--- Begin ---

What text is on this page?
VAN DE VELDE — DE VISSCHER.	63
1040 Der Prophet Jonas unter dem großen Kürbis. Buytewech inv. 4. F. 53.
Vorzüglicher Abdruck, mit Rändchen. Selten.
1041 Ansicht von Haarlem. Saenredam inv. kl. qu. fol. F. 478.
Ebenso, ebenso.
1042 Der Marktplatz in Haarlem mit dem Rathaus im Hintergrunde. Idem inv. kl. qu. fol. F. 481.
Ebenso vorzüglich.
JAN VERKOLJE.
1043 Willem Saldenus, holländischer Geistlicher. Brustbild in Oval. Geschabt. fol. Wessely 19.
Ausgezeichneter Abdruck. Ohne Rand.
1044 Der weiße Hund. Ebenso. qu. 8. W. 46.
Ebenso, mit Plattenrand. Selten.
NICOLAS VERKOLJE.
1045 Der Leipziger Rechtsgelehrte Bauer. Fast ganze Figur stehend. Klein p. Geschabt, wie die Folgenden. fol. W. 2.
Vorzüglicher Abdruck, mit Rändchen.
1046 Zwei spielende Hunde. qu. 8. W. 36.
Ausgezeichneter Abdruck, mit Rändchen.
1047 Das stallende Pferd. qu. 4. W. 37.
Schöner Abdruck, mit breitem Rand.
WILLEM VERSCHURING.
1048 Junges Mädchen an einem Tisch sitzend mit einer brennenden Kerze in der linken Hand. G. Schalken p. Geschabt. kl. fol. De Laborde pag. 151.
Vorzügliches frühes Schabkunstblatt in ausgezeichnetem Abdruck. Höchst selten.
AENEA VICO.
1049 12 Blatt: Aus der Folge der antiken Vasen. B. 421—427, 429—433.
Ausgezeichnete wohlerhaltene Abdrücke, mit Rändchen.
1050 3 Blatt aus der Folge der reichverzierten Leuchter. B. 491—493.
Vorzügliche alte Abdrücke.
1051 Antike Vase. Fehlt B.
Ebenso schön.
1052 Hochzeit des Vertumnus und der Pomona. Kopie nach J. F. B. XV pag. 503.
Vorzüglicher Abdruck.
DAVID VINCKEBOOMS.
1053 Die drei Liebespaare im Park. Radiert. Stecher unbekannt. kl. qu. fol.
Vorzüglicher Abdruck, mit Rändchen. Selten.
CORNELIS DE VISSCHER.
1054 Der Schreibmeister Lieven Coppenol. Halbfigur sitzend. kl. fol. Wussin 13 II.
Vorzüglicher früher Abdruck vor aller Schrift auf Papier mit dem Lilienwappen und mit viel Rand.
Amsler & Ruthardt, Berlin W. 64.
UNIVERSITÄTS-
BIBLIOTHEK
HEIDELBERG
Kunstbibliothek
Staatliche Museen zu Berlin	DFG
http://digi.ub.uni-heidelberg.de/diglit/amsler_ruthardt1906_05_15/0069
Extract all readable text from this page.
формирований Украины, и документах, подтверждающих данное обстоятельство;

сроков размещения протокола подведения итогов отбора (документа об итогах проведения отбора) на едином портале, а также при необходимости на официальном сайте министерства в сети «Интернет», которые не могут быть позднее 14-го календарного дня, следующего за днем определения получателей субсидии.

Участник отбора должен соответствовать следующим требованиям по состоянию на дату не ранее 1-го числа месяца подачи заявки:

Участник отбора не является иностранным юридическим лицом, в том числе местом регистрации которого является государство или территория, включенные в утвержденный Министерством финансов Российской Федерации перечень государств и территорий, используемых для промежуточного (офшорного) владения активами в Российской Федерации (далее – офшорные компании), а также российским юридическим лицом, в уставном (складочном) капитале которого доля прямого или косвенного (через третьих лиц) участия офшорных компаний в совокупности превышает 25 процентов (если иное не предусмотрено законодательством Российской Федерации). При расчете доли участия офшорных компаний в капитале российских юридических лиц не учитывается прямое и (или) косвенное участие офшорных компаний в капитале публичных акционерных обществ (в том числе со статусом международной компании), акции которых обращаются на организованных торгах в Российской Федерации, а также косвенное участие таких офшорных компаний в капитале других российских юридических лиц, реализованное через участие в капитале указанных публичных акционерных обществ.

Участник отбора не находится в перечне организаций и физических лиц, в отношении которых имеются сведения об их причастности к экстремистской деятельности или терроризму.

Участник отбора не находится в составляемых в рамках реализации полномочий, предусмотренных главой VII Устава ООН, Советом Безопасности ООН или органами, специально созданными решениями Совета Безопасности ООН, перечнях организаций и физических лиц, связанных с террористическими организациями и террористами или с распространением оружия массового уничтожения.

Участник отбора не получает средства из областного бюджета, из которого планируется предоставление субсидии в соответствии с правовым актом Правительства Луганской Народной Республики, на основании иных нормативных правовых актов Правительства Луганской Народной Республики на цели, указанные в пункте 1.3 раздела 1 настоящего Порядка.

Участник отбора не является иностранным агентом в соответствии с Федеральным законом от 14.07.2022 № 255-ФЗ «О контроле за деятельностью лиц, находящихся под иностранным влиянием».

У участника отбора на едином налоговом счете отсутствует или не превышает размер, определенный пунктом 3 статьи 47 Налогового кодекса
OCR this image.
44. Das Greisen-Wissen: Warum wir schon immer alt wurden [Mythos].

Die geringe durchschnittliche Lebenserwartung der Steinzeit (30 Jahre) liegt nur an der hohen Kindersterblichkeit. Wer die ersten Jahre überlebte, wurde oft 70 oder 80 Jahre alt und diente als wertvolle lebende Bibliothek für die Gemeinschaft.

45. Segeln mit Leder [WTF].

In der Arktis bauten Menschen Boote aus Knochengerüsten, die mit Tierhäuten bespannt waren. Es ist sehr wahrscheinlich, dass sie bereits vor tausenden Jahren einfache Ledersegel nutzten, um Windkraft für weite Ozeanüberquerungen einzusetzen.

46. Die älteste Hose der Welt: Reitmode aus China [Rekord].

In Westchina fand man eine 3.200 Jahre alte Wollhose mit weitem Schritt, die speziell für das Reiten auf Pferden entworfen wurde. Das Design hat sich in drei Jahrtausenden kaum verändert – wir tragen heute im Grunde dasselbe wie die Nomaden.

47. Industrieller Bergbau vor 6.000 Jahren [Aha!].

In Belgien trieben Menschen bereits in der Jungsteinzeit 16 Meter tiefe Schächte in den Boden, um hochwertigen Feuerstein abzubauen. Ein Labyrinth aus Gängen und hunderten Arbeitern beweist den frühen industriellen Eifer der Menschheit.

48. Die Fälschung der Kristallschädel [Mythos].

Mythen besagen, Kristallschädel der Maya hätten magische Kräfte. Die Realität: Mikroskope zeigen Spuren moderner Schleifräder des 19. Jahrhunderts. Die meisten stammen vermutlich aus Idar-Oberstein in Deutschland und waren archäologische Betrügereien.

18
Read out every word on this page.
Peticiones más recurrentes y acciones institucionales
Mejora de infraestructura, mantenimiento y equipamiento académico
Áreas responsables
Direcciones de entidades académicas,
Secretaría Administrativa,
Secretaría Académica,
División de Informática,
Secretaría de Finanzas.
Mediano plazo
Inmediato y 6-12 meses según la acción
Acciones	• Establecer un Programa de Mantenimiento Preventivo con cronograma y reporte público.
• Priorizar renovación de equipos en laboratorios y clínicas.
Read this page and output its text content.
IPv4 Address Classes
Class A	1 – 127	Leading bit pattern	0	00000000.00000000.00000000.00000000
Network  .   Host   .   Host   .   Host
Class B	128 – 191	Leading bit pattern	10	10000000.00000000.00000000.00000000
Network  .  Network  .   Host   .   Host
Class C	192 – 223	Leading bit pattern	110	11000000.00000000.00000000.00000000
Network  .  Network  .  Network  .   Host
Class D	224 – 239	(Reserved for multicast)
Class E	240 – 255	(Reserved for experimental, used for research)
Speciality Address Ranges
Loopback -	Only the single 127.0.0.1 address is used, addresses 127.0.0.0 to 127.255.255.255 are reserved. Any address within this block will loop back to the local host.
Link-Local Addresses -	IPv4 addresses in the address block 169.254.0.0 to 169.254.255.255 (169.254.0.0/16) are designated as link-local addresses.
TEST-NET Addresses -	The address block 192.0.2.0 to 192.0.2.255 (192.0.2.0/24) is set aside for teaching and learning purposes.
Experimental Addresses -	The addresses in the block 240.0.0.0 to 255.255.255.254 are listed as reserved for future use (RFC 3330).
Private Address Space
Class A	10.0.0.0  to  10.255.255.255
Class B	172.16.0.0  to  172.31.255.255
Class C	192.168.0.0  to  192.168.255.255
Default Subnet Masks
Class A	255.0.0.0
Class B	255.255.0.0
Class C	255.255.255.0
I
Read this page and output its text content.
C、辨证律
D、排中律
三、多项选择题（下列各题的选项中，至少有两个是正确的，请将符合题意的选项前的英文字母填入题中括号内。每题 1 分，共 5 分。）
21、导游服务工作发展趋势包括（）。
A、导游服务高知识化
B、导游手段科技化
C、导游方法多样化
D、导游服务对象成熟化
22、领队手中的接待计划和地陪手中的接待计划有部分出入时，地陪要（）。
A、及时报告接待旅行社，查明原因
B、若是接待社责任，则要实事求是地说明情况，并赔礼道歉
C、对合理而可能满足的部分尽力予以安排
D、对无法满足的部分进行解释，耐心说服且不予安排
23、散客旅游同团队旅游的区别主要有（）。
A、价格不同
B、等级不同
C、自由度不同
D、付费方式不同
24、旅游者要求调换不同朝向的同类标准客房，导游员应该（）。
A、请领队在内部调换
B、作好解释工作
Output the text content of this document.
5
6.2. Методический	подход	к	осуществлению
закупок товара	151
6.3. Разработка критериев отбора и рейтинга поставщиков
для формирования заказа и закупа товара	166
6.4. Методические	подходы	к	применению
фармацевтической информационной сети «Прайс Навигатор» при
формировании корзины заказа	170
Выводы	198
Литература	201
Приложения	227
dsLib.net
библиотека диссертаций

--- End ---

◆ REQUEST: For the string "Jahren", count the lines of the entries above that include it; answer with the number only.

◆ PROBLEM SOLUTION: 2